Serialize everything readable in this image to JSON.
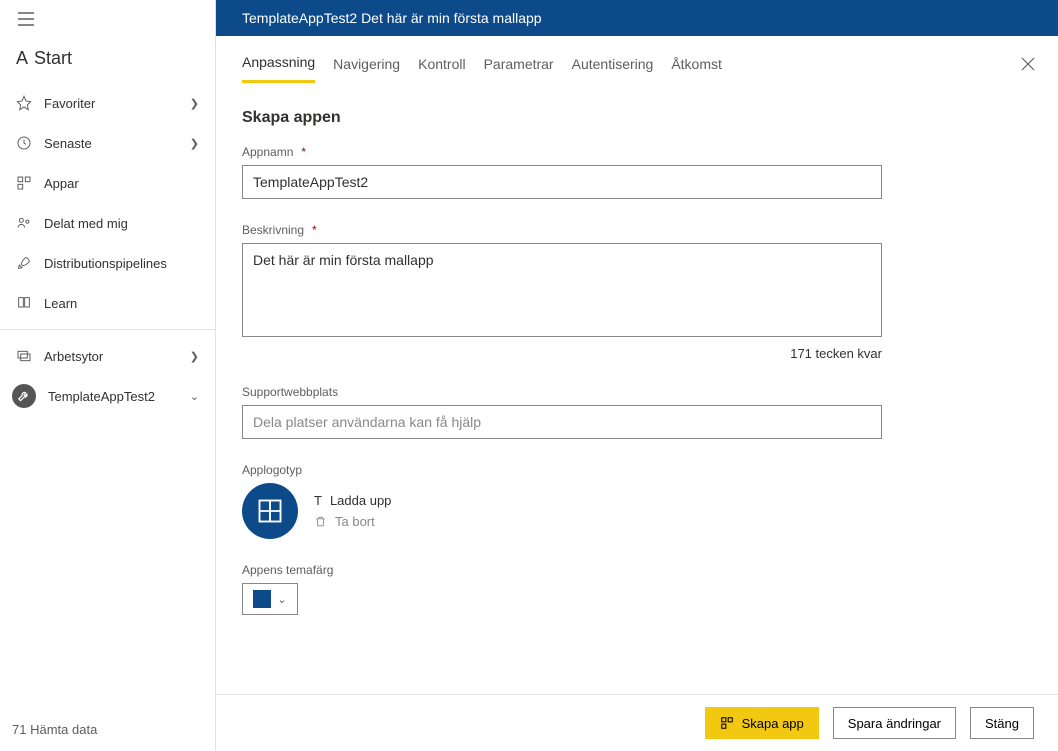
{
  "sidebar": {
    "home": "Start",
    "items": [
      {
        "label": "Favoriter"
      },
      {
        "label": "Senaste"
      },
      {
        "label": "Appar"
      },
      {
        "label": "Delat med mig"
      },
      {
        "label": "Distributionspipelines"
      },
      {
        "label": "Learn"
      }
    ],
    "workspaces_label": "Arbetsytor",
    "current_workspace": "TemplateAppTest2",
    "footer": "Hämta data",
    "footer_prefix": "71"
  },
  "header": {
    "title": "TemplateAppTest2 Det här är min första mallapp"
  },
  "tabs": [
    {
      "label": "Anpassning"
    },
    {
      "label": "Navigering"
    },
    {
      "label": "Kontroll"
    },
    {
      "label": "Parametrar"
    },
    {
      "label": "Autentisering"
    },
    {
      "label": "Åtkomst"
    }
  ],
  "form": {
    "section_title": "Skapa appen",
    "appname_label": "Appnamn",
    "appname_value": "TemplateAppTest2",
    "description_label": "Beskrivning",
    "description_value": "Det här är min första mallapp",
    "char_counter": "171 tecken kvar",
    "support_label": "Supportwebbplats",
    "support_placeholder": "Dela platser användarna kan få hjälp",
    "logo_label": "Applogotyp",
    "upload_label": "Ladda upp",
    "delete_label": "Ta bort",
    "theme_label": "Appens temafärg",
    "theme_color": "#0d4a8a"
  },
  "footer_bar": {
    "create": "Skapa app",
    "save": "Spara ändringar",
    "close": "Stäng"
  }
}
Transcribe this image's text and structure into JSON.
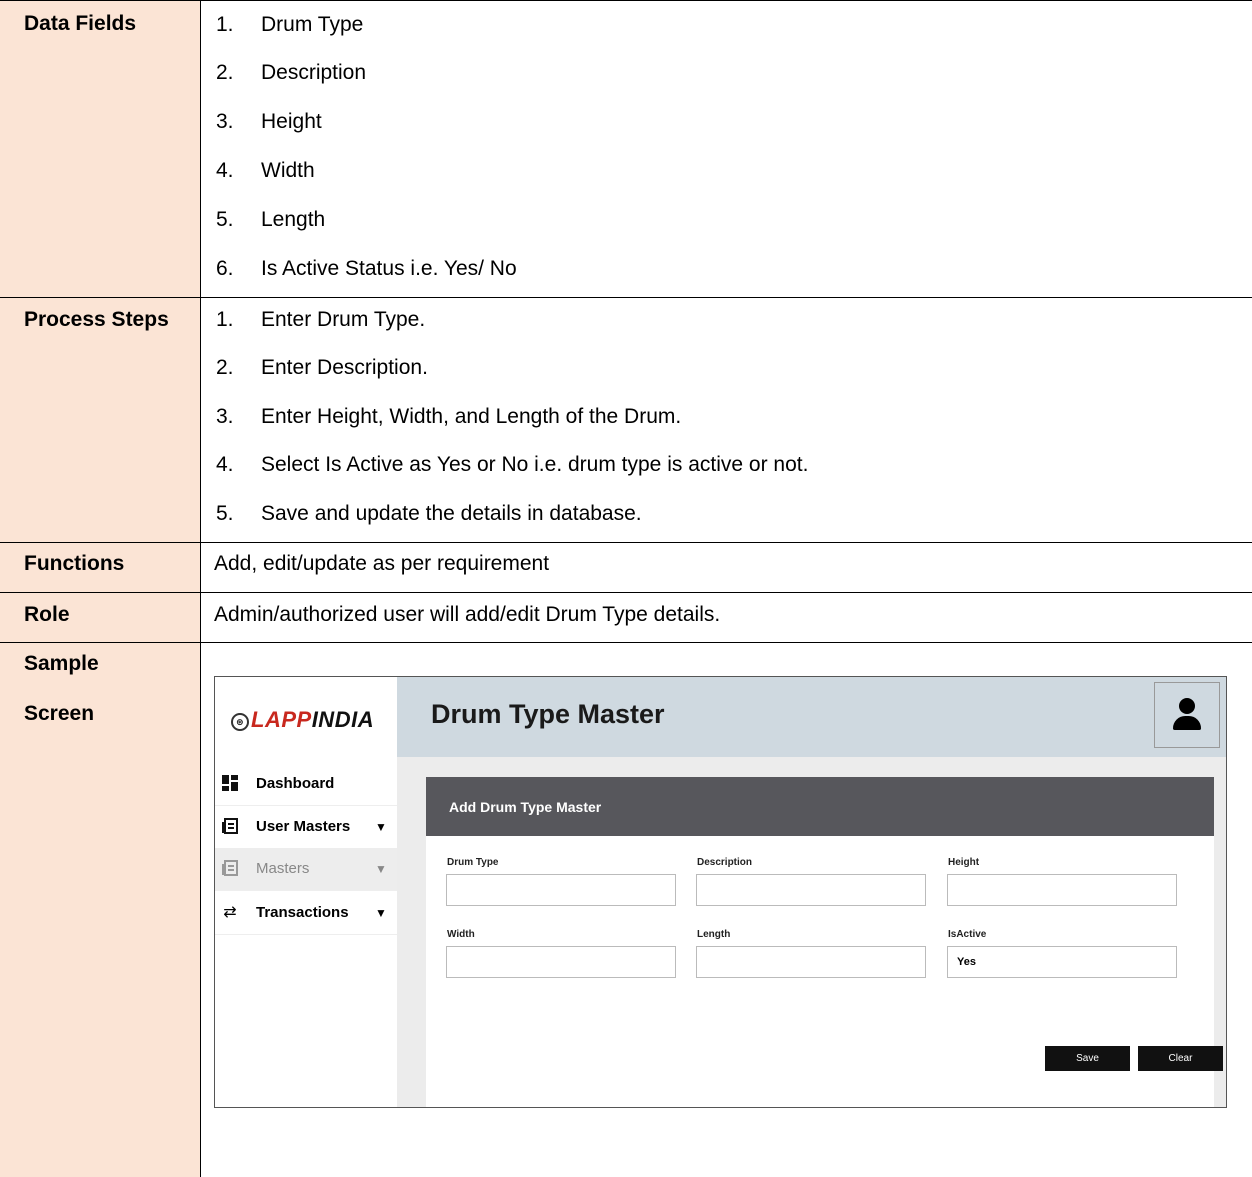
{
  "rows": {
    "data_fields": {
      "label": "Data Fields",
      "items": [
        {
          "num": "1.",
          "text": "Drum Type"
        },
        {
          "num": "2.",
          "text": "Description"
        },
        {
          "num": "3.",
          "text": "Height"
        },
        {
          "num": "4.",
          "text": "Width"
        },
        {
          "num": "5.",
          "text": "Length"
        },
        {
          "num": "6.",
          "text": "Is Active Status i.e. Yes/ No"
        }
      ]
    },
    "process_steps": {
      "label": "Process Steps",
      "items": [
        {
          "num": "1.",
          "text": "Enter Drum Type."
        },
        {
          "num": "2.",
          "text": "Enter Description."
        },
        {
          "num": "3.",
          "text": "Enter Height, Width, and Length of the Drum."
        },
        {
          "num": "4.",
          "text": "Select Is Active as Yes or No i.e. drum type is active or not."
        },
        {
          "num": "5.",
          "text": "Save and update the details in database."
        }
      ]
    },
    "functions": {
      "label": "Functions",
      "text": "Add, edit/update as per requirement"
    },
    "role": {
      "label": "Role",
      "text": "Admin/authorized user will add/edit Drum Type details."
    },
    "sample_screen": {
      "label_line1": "Sample",
      "label_line2": "Screen"
    }
  },
  "screen": {
    "logo_text": "LAPP INDIA",
    "logo_lapp": "LAPP",
    "logo_india": "INDIA",
    "page_title": "Drum Type Master",
    "nav": [
      {
        "label": "Dashboard",
        "icon": "dashboard-icon"
      },
      {
        "label": "User Masters",
        "icon": "list-icon",
        "arrow": "▼"
      },
      {
        "label": "Masters",
        "icon": "list-icon",
        "arrow": "▼"
      },
      {
        "label": "Transactions",
        "icon": "transfer-icon",
        "arrow": "▼"
      }
    ],
    "panel_title": "Add Drum Type Master",
    "fields": {
      "drum_type": {
        "label": "Drum Type",
        "value": ""
      },
      "description": {
        "label": "Description",
        "value": ""
      },
      "height": {
        "label": "Height",
        "value": ""
      },
      "width": {
        "label": "Width",
        "value": ""
      },
      "length": {
        "label": "Length",
        "value": ""
      },
      "is_active": {
        "label": "IsActive",
        "value": "Yes"
      }
    },
    "buttons": {
      "save": "Save",
      "clear": "Clear"
    }
  }
}
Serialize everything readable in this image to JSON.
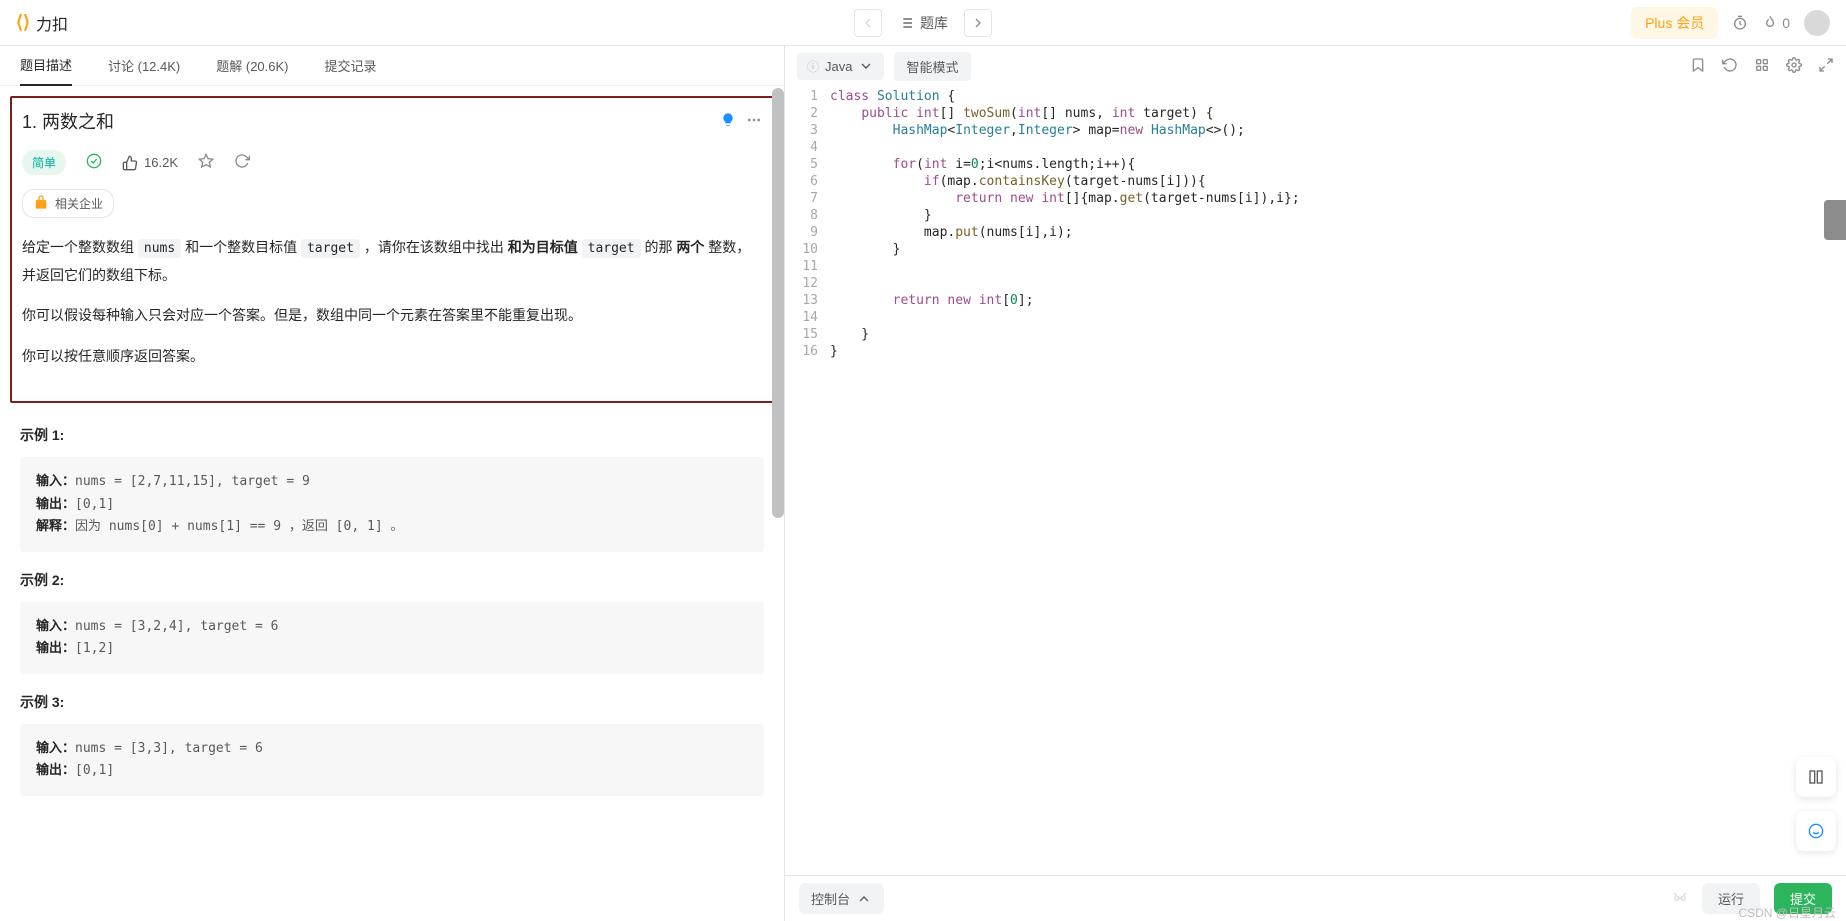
{
  "header": {
    "logo_text": "力扣",
    "problem_list_label": "题库",
    "plus_label": "Plus 会员",
    "streak_count": "0"
  },
  "left": {
    "tabs": {
      "description": "题目描述",
      "discuss": "讨论 (12.4K)",
      "solutions": "题解 (20.6K)",
      "submissions": "提交记录"
    },
    "title": "1. 两数之和",
    "difficulty": "简单",
    "likes": "16.2K",
    "companies": "相关企业",
    "desc_p1_a": "给定一个整数数组 ",
    "desc_p1_nums": "nums",
    "desc_p1_b": " 和一个整数目标值 ",
    "desc_p1_target": "target",
    "desc_p1_c": " ，请你在该数组中找出 ",
    "desc_p1_bold1": "和为目标值",
    "desc_p1_d": " ",
    "desc_p1_target2": "target",
    "desc_p1_e": " 的那 ",
    "desc_p1_bold2": "两个",
    "desc_p1_f": " 整数，并返回它们的数组下标。",
    "desc_p2": "你可以假设每种输入只会对应一个答案。但是，数组中同一个元素在答案里不能重复出现。",
    "desc_p3": "你可以按任意顺序返回答案。",
    "examples": [
      {
        "title": "示例 1:",
        "input_label": "输入：",
        "input": "nums = [2,7,11,15], target = 9",
        "output_label": "输出：",
        "output": "[0,1]",
        "explain_label": "解释：",
        "explain": "因为 nums[0] + nums[1] == 9 ，返回 [0, 1] 。"
      },
      {
        "title": "示例 2:",
        "input_label": "输入：",
        "input": "nums = [3,2,4], target = 6",
        "output_label": "输出：",
        "output": "[1,2]"
      },
      {
        "title": "示例 3:",
        "input_label": "输入：",
        "input": "nums = [3,3], target = 6",
        "output_label": "输出：",
        "output": "[0,1]"
      }
    ]
  },
  "right": {
    "language": "Java",
    "smart_mode": "智能模式",
    "code_lines": [
      "class Solution {",
      "    public int[] twoSum(int[] nums, int target) {",
      "        HashMap<Integer,Integer> map=new HashMap<>();",
      "",
      "        for(int i=0;i<nums.length;i++){",
      "            if(map.containsKey(target-nums[i])){",
      "                return new int[]{map.get(target-nums[i]),i};",
      "            }",
      "            map.put(nums[i],i);",
      "        }",
      "",
      "",
      "        return new int[0];",
      "",
      "    }",
      "}"
    ],
    "console": "控制台",
    "run": "运行",
    "submit": "提交"
  },
  "watermark": "CSDN @日星月云"
}
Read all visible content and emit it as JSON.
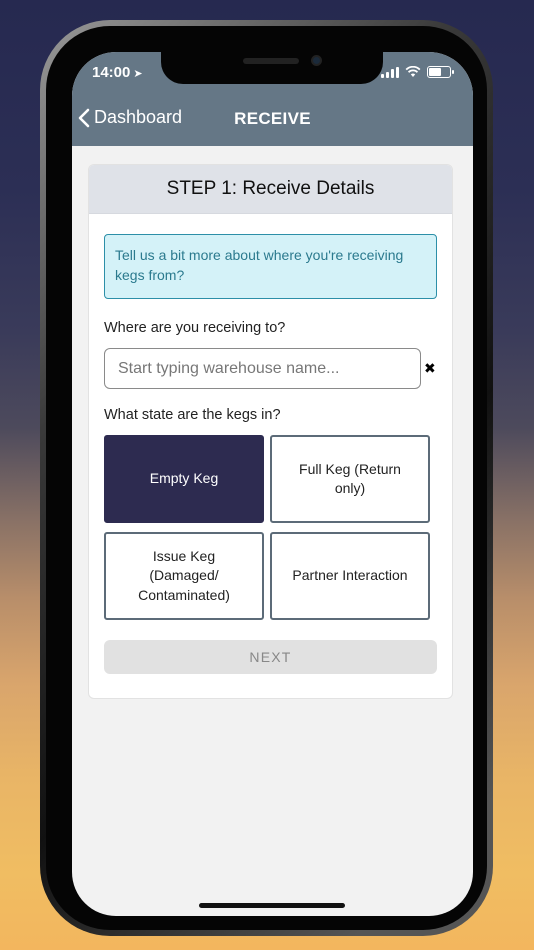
{
  "status": {
    "time": "14:00"
  },
  "nav": {
    "back_label": "Dashboard",
    "title": "RECEIVE"
  },
  "step": {
    "title": "STEP 1: Receive Details",
    "info": "Tell us a bit more about where you're receiving kegs from?",
    "receiving_label": "Where are you receiving to?",
    "warehouse_placeholder": "Start typing warehouse name...",
    "state_label": "What state are the kegs in?",
    "options": [
      {
        "label": "Empty Keg",
        "selected": true
      },
      {
        "label": "Full Keg (Return only)",
        "selected": false
      },
      {
        "label": "Issue Keg (Damaged/ Contaminated)",
        "selected": false
      },
      {
        "label": "Partner Interaction",
        "selected": false
      }
    ],
    "next_label": "NEXT"
  },
  "colors": {
    "nav_bar": "#657786",
    "selected_option": "#2d2b50",
    "info_bg": "#d4f2f8",
    "info_text": "#2b7a8e"
  }
}
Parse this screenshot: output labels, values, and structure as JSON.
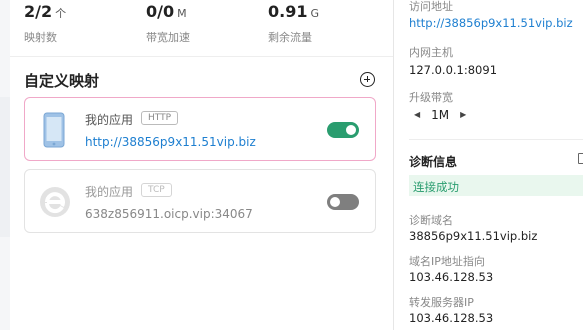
{
  "stats": [
    {
      "value": "2/2",
      "unit": "个",
      "label": "映射数"
    },
    {
      "value": "0/0",
      "unit": "M",
      "label": "带宽加速"
    },
    {
      "value": "0.91",
      "unit": "G",
      "label": "剩余流量"
    }
  ],
  "section": {
    "title": "自定义映射"
  },
  "mappings": [
    {
      "name": "我的应用",
      "protocol": "HTTP",
      "address": "http://38856p9x11.51vip.biz",
      "enabled": true
    },
    {
      "name": "我的应用",
      "protocol": "TCP",
      "address": "638z856911.oicp.vip:34067",
      "enabled": false
    }
  ],
  "details": {
    "access_label": "访问地址",
    "access_url": "http://38856p9x11.51vip.biz",
    "host_label": "内网主机",
    "host_value": "127.0.0.1:8091",
    "bandwidth_label": "升级带宽",
    "bandwidth_value": "1M"
  },
  "diagnosis": {
    "title": "诊断信息",
    "status": "连接成功",
    "domain_label": "诊断域名",
    "domain_value": "38856p9x11.51vip.biz",
    "ip_label": "域名IP地址指向",
    "ip_value": "103.46.128.53",
    "server_label": "转发服务器IP",
    "server_value": "103.46.128.53"
  },
  "colors": {
    "accent_green": "#2a9d6f",
    "link_blue": "#1e7fd0",
    "card_active_border": "#f0a8c8"
  }
}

- Task description -
Scan the listing above. Gather each line that contains the word "icon".

- Solved problem -
        "icon": "dashboard-icon"
        "icon": "list-icon",
        "icon": "list-icon",
        "icon": "transfer-icon",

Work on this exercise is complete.